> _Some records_
'''

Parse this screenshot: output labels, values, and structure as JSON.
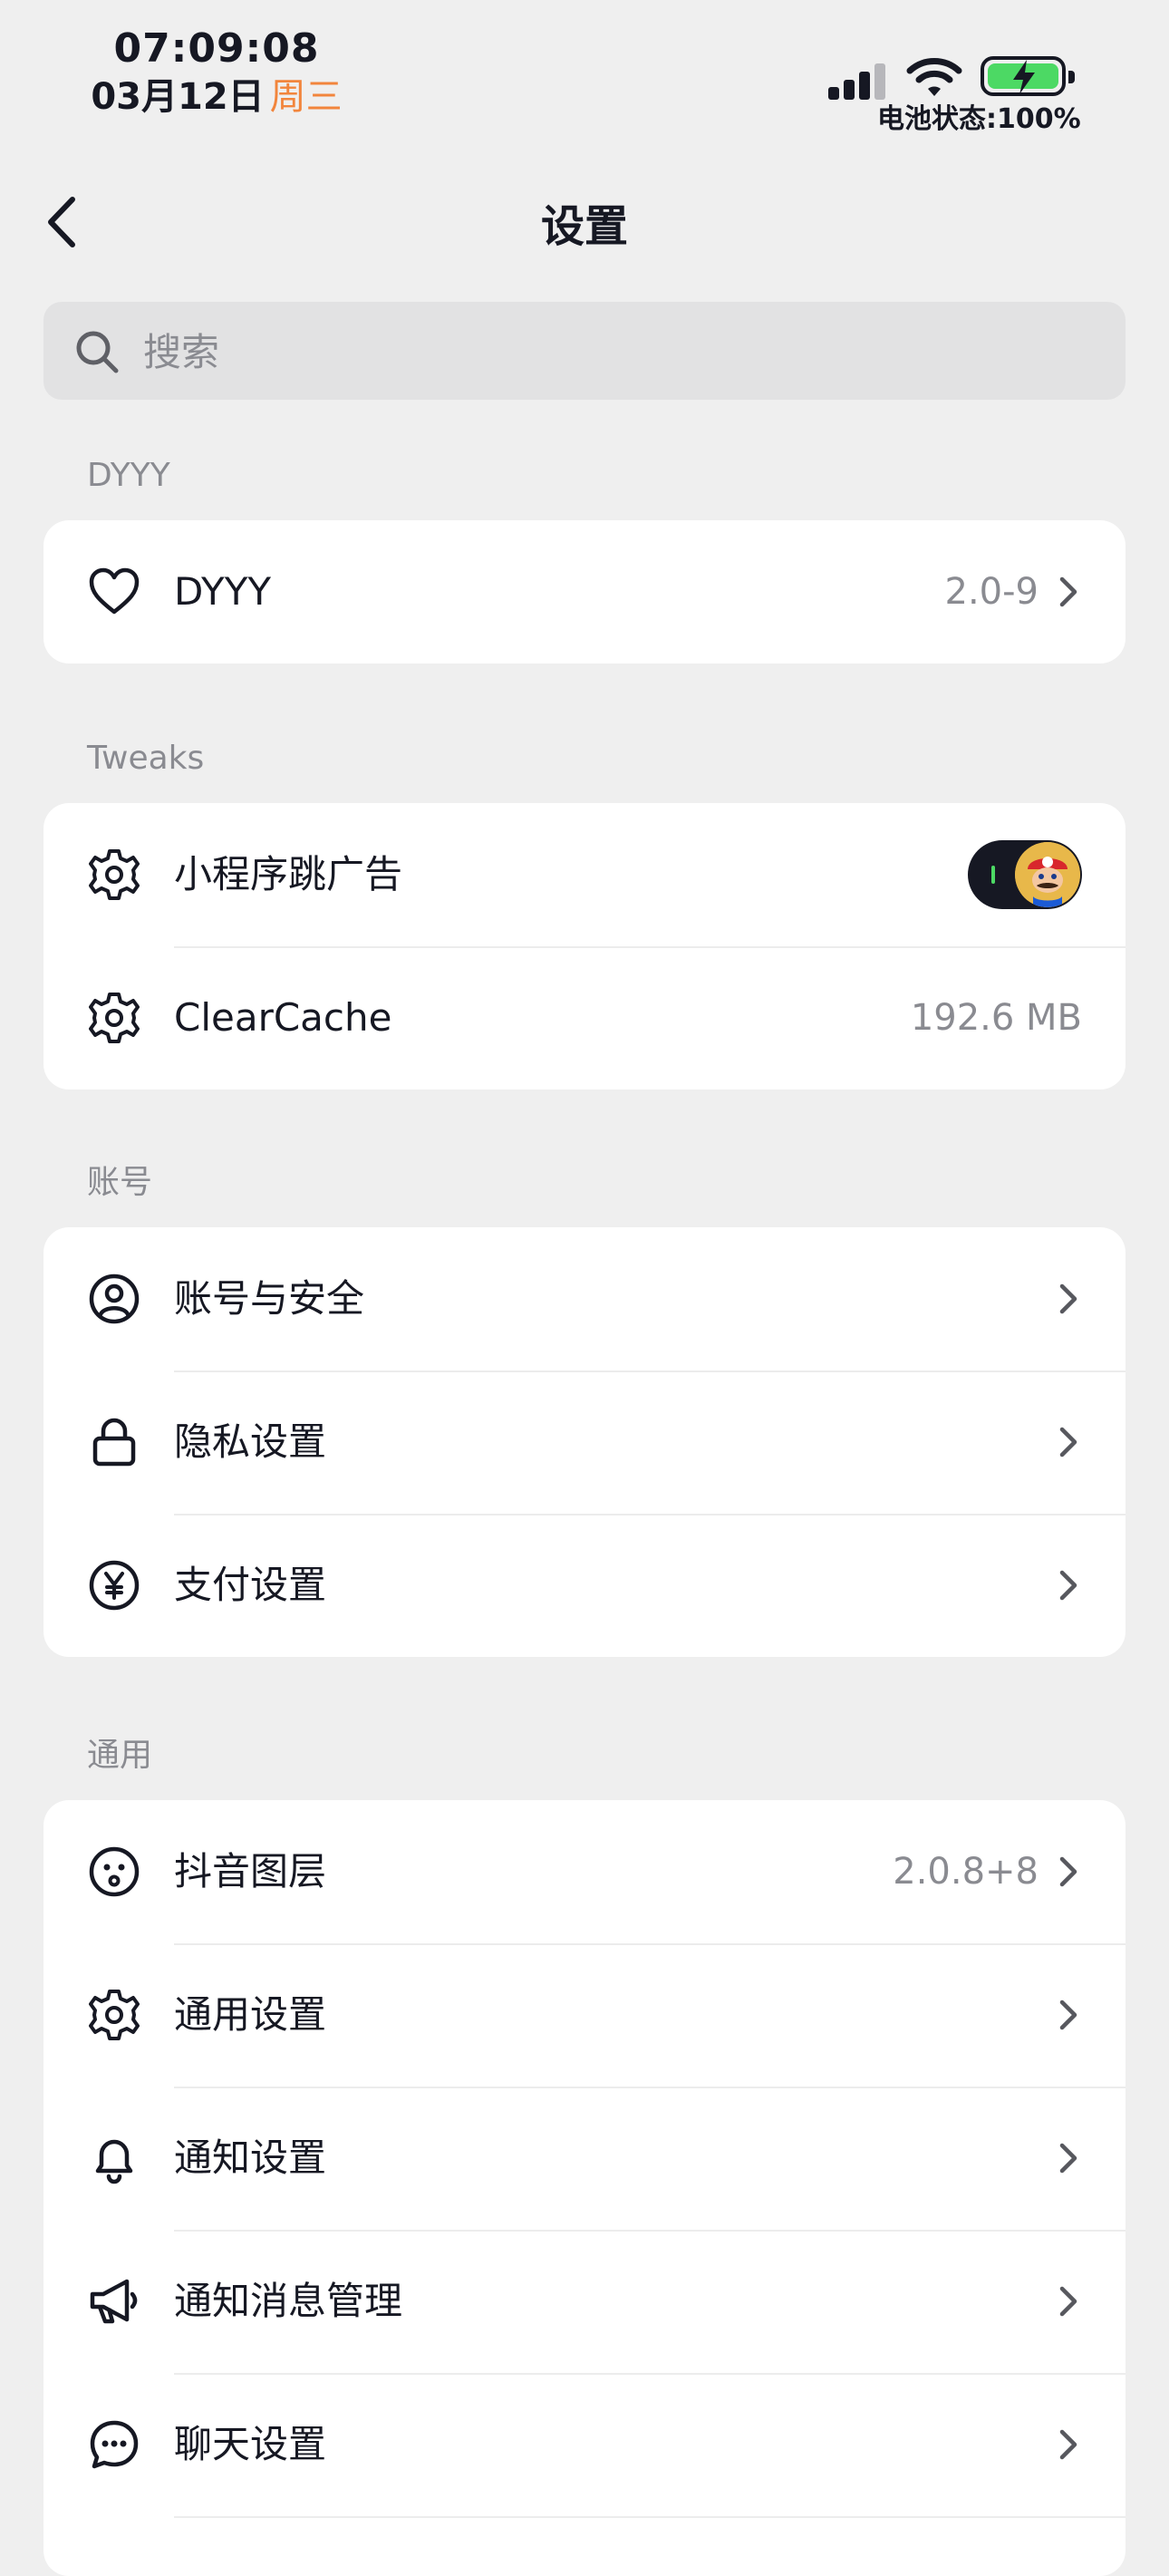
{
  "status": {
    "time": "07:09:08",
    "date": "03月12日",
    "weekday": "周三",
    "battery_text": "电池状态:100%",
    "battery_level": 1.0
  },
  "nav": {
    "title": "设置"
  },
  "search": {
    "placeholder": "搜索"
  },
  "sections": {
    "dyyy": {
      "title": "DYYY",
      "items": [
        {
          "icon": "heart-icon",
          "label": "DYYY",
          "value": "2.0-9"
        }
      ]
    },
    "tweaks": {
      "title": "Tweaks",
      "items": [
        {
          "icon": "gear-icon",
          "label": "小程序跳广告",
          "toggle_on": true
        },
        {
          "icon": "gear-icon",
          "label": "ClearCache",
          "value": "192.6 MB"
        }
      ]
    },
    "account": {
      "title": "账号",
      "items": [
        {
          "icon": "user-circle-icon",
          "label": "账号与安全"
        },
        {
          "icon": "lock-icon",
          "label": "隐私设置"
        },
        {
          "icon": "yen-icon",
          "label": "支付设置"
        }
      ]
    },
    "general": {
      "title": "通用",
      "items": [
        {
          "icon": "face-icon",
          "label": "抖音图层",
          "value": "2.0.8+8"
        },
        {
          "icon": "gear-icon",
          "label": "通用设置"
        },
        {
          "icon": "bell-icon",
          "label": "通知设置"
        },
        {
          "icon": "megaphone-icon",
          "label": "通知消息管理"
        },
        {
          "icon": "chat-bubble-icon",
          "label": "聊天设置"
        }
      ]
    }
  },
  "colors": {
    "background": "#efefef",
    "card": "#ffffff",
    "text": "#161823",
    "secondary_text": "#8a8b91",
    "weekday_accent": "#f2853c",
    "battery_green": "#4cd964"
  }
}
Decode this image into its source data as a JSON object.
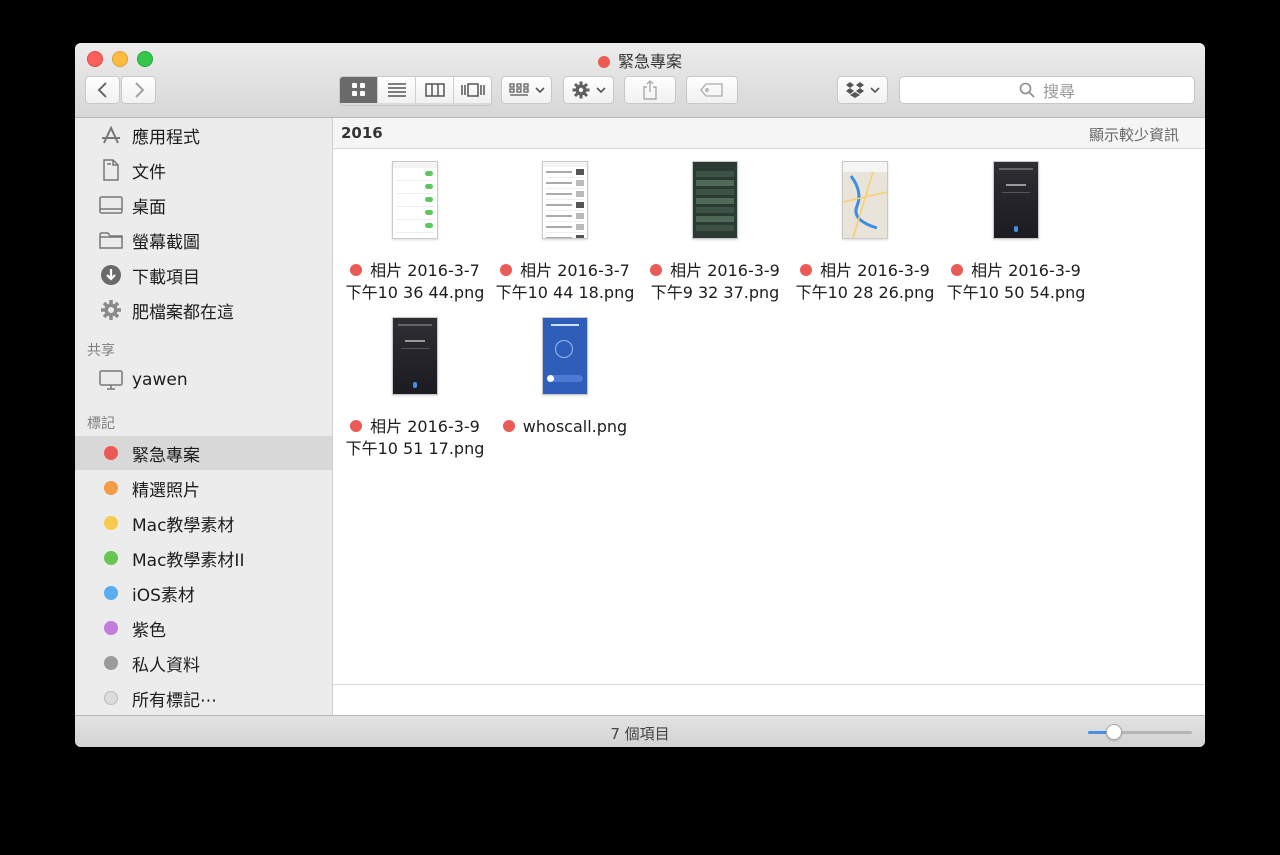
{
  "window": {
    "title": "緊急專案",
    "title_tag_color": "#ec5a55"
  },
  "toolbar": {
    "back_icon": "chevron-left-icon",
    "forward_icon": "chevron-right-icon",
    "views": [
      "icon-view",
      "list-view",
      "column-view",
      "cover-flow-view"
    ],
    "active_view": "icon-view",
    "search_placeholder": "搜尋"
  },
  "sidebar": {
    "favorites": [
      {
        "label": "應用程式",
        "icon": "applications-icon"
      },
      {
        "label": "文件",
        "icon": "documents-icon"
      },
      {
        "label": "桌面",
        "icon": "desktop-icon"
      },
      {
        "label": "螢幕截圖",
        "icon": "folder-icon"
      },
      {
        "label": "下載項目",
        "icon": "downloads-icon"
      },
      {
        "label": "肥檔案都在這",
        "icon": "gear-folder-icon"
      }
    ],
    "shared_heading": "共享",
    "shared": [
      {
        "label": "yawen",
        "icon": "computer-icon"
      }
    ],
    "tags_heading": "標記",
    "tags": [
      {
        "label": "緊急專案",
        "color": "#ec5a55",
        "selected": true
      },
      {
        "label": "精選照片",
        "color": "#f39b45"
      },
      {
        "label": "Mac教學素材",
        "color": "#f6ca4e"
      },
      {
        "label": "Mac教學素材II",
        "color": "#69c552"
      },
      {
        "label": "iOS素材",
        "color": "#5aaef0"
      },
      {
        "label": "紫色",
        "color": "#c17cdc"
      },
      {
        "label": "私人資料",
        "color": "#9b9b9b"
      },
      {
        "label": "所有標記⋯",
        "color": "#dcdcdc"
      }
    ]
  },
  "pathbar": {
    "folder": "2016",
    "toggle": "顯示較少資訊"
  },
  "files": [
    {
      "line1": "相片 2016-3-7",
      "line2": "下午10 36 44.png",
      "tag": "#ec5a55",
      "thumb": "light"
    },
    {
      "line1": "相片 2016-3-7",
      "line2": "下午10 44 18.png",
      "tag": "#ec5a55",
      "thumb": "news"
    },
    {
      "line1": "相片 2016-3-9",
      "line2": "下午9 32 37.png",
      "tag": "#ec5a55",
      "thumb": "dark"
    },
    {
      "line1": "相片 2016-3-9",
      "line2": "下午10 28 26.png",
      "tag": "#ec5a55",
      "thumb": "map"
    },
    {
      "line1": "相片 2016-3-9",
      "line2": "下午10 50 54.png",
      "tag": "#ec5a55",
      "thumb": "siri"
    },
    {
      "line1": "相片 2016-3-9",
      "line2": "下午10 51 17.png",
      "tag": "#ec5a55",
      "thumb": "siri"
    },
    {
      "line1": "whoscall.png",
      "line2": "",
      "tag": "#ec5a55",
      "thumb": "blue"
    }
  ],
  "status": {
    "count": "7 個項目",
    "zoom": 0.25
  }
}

'''

All the material shown above is to be copied exactly, with no pictures carried over.

> _Response for this exercise_
Parse this screenshot: output labels, values, and structure as JSON.
{
  "status": {
    "time": "07:09:08",
    "date": "03月12日",
    "weekday": "周三",
    "battery_text": "电池状态:100%",
    "battery_level": 1.0
  },
  "nav": {
    "title": "设置"
  },
  "search": {
    "placeholder": "搜索"
  },
  "sections": {
    "dyyy": {
      "title": "DYYY",
      "items": [
        {
          "icon": "heart-icon",
          "label": "DYYY",
          "value": "2.0-9"
        }
      ]
    },
    "tweaks": {
      "title": "Tweaks",
      "items": [
        {
          "icon": "gear-icon",
          "label": "小程序跳广告",
          "toggle_on": true
        },
        {
          "icon": "gear-icon",
          "label": "ClearCache",
          "value": "192.6 MB"
        }
      ]
    },
    "account": {
      "title": "账号",
      "items": [
        {
          "icon": "user-circle-icon",
          "label": "账号与安全"
        },
        {
          "icon": "lock-icon",
          "label": "隐私设置"
        },
        {
          "icon": "yen-icon",
          "label": "支付设置"
        }
      ]
    },
    "general": {
      "title": "通用",
      "items": [
        {
          "icon": "face-icon",
          "label": "抖音图层",
          "value": "2.0.8+8"
        },
        {
          "icon": "gear-icon",
          "label": "通用设置"
        },
        {
          "icon": "bell-icon",
          "label": "通知设置"
        },
        {
          "icon": "megaphone-icon",
          "label": "通知消息管理"
        },
        {
          "icon": "chat-bubble-icon",
          "label": "聊天设置"
        }
      ]
    }
  },
  "colors": {
    "background": "#efefef",
    "card": "#ffffff",
    "text": "#161823",
    "secondary_text": "#8a8b91",
    "weekday_accent": "#f2853c",
    "battery_green": "#4cd964"
  }
}
Decode this image into its source data as a JSON object.
{
  "window": {
    "title": "緊急專案",
    "title_tag_color": "#ec5a55"
  },
  "toolbar": {
    "back_icon": "chevron-left-icon",
    "forward_icon": "chevron-right-icon",
    "views": [
      "icon-view",
      "list-view",
      "column-view",
      "cover-flow-view"
    ],
    "active_view": "icon-view",
    "search_placeholder": "搜尋"
  },
  "sidebar": {
    "favorites": [
      {
        "label": "應用程式",
        "icon": "applications-icon"
      },
      {
        "label": "文件",
        "icon": "documents-icon"
      },
      {
        "label": "桌面",
        "icon": "desktop-icon"
      },
      {
        "label": "螢幕截圖",
        "icon": "folder-icon"
      },
      {
        "label": "下載項目",
        "icon": "downloads-icon"
      },
      {
        "label": "肥檔案都在這",
        "icon": "gear-folder-icon"
      }
    ],
    "shared_heading": "共享",
    "shared": [
      {
        "label": "yawen",
        "icon": "computer-icon"
      }
    ],
    "tags_heading": "標記",
    "tags": [
      {
        "label": "緊急專案",
        "color": "#ec5a55",
        "selected": true
      },
      {
        "label": "精選照片",
        "color": "#f39b45"
      },
      {
        "label": "Mac教學素材",
        "color": "#f6ca4e"
      },
      {
        "label": "Mac教學素材II",
        "color": "#69c552"
      },
      {
        "label": "iOS素材",
        "color": "#5aaef0"
      },
      {
        "label": "紫色",
        "color": "#c17cdc"
      },
      {
        "label": "私人資料",
        "color": "#9b9b9b"
      },
      {
        "label": "所有標記⋯",
        "color": "#dcdcdc"
      }
    ]
  },
  "pathbar": {
    "folder": "2016",
    "toggle": "顯示較少資訊"
  },
  "files": [
    {
      "line1": "相片 2016-3-7",
      "line2": "下午10 36 44.png",
      "tag": "#ec5a55",
      "thumb": "light"
    },
    {
      "line1": "相片 2016-3-7",
      "line2": "下午10 44 18.png",
      "tag": "#ec5a55",
      "thumb": "news"
    },
    {
      "line1": "相片 2016-3-9",
      "line2": "下午9 32 37.png",
      "tag": "#ec5a55",
      "thumb": "dark"
    },
    {
      "line1": "相片 2016-3-9",
      "line2": "下午10 28 26.png",
      "tag": "#ec5a55",
      "thumb": "map"
    },
    {
      "line1": "相片 2016-3-9",
      "line2": "下午10 50 54.png",
      "tag": "#ec5a55",
      "thumb": "siri"
    },
    {
      "line1": "相片 2016-3-9",
      "line2": "下午10 51 17.png",
      "tag": "#ec5a55",
      "thumb": "siri"
    },
    {
      "line1": "whoscall.png",
      "line2": "",
      "tag": "#ec5a55",
      "thumb": "blue"
    }
  ],
  "status": {
    "count": "7 個項目",
    "zoom": 0.25
  }
}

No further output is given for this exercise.